* **Your task**: Work through the data line by line, gathering every line that has the word "Distribution".

(Figure contents as structured data)
________________________

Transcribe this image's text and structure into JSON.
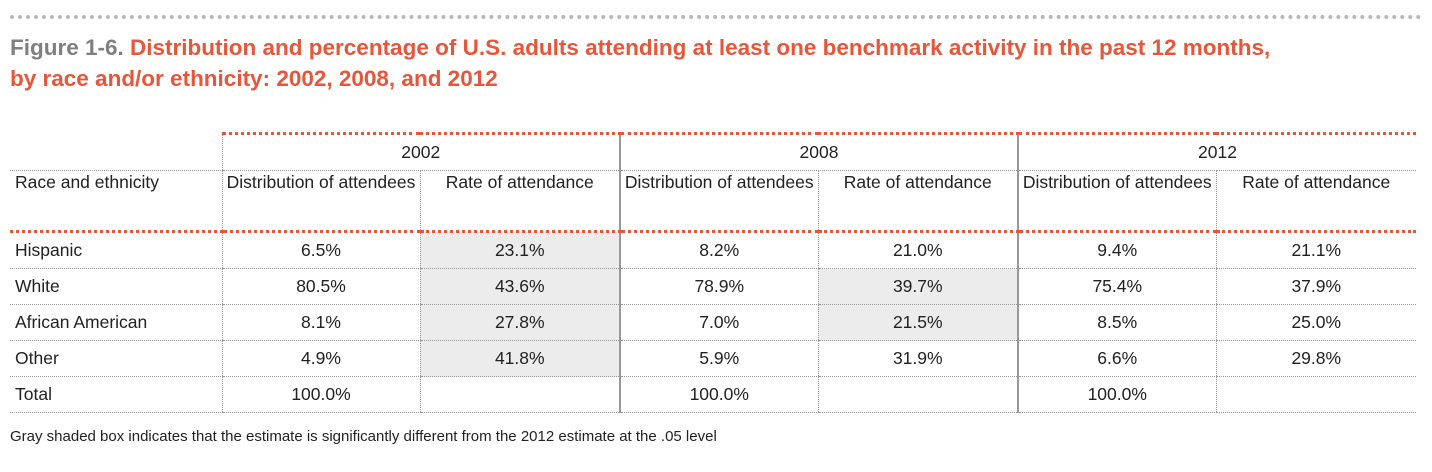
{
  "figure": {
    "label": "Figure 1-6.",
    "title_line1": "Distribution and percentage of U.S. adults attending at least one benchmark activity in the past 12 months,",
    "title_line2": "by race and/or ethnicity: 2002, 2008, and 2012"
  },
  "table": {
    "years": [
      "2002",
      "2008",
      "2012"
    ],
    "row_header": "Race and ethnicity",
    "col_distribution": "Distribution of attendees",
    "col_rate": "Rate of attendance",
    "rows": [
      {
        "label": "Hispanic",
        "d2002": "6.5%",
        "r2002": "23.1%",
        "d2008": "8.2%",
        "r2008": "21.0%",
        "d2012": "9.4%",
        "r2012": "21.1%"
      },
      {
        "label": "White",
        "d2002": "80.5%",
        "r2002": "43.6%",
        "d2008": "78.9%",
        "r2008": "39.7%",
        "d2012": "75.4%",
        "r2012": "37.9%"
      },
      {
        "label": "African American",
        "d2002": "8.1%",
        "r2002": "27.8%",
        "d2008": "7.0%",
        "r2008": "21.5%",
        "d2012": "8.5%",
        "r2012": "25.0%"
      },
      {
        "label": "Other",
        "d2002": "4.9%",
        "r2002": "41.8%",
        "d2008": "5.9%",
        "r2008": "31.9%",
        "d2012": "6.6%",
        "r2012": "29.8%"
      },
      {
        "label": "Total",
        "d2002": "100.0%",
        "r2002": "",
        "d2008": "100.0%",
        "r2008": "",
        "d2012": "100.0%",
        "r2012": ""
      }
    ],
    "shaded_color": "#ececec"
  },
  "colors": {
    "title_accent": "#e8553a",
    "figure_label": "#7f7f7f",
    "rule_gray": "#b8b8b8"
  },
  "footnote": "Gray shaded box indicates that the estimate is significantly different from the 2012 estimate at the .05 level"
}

________________________

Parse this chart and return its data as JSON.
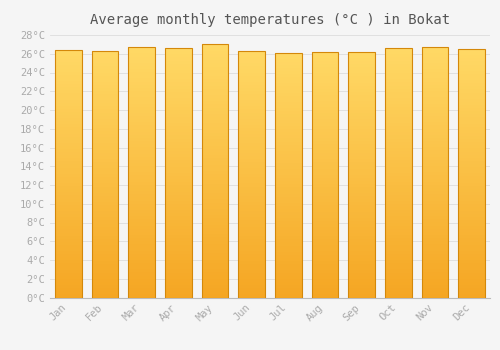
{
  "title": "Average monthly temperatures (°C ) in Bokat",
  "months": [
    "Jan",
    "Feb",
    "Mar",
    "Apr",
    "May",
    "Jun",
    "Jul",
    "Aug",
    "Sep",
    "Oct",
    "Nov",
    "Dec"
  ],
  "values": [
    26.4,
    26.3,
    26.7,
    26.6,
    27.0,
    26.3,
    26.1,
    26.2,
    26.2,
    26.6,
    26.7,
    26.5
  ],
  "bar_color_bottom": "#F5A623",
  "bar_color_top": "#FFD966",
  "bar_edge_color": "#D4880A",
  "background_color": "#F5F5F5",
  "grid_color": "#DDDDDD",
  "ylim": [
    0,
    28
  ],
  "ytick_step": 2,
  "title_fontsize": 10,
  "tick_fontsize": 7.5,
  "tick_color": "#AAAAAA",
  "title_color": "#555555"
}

________________________

* **The result**:
    "title_line1": "Distribution and percentage of U.S. adults attending at least one benchmark activity in the past 12 months,",
    "col_distribution": "Distribution of attendees",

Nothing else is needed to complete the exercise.